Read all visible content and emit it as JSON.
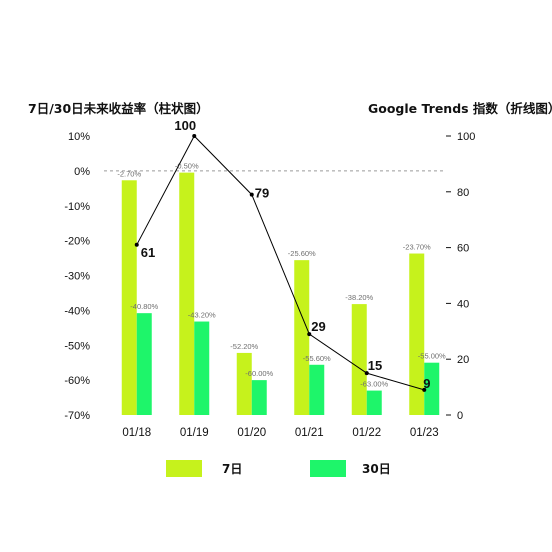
{
  "chart_data": {
    "type": "bar",
    "left_axis_title": "7日/30日未来收益率（柱状图）",
    "right_axis_title": "Google Trends 指数（折线图）",
    "categories": [
      "01/18",
      "01/19",
      "01/20",
      "01/21",
      "01/22",
      "01/23"
    ],
    "left_ylim": [
      -70,
      10
    ],
    "left_ticks": [
      "10%",
      "0%",
      "-10%",
      "-20%",
      "-30%",
      "-40%",
      "-50%",
      "-60%",
      "-70%"
    ],
    "left_tick_values": [
      10,
      0,
      -10,
      -20,
      -30,
      -40,
      -50,
      -60,
      -70
    ],
    "right_ylim": [
      0,
      100
    ],
    "right_ticks": [
      "100",
      "80",
      "60",
      "40",
      "20",
      "0"
    ],
    "right_tick_values": [
      100,
      80,
      60,
      40,
      20,
      0
    ],
    "series": [
      {
        "name": "7日",
        "type": "bar",
        "color": "#c6f21c",
        "values": [
          -2.7,
          -0.5,
          -52.2,
          -25.6,
          -38.2,
          -23.7
        ],
        "labels": [
          "-2.70%",
          "-0.50%",
          "-52.20%",
          "-25.60%",
          "-38.20%",
          "-23.70%"
        ]
      },
      {
        "name": "30日",
        "type": "bar",
        "color": "#1ef56a",
        "values": [
          -40.8,
          -43.2,
          -60.0,
          -55.6,
          -63.0,
          -55.0
        ],
        "labels": [
          "-40.80%",
          "-43.20%",
          "-60.00%",
          "-55.60%",
          "-63.00%",
          "-55.00%"
        ]
      },
      {
        "name": "Google Trends",
        "type": "line",
        "axis": "right",
        "color": "#000000",
        "values": [
          61,
          100,
          79,
          29,
          15,
          9
        ],
        "labels": [
          "61",
          "100",
          "79",
          "29",
          "15",
          "9"
        ]
      }
    ],
    "zero_line": "dashed",
    "grid": false,
    "legend_position": "bottom"
  }
}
* * * * *
WHAT YOU ARE ASKED TO DO - Search the lines for the string "Google" and copy every line that has it.

TASK RESPONSE -
    "right_axis_title": "Google Trends 指数（折线图）",
        "name": "Google Trends",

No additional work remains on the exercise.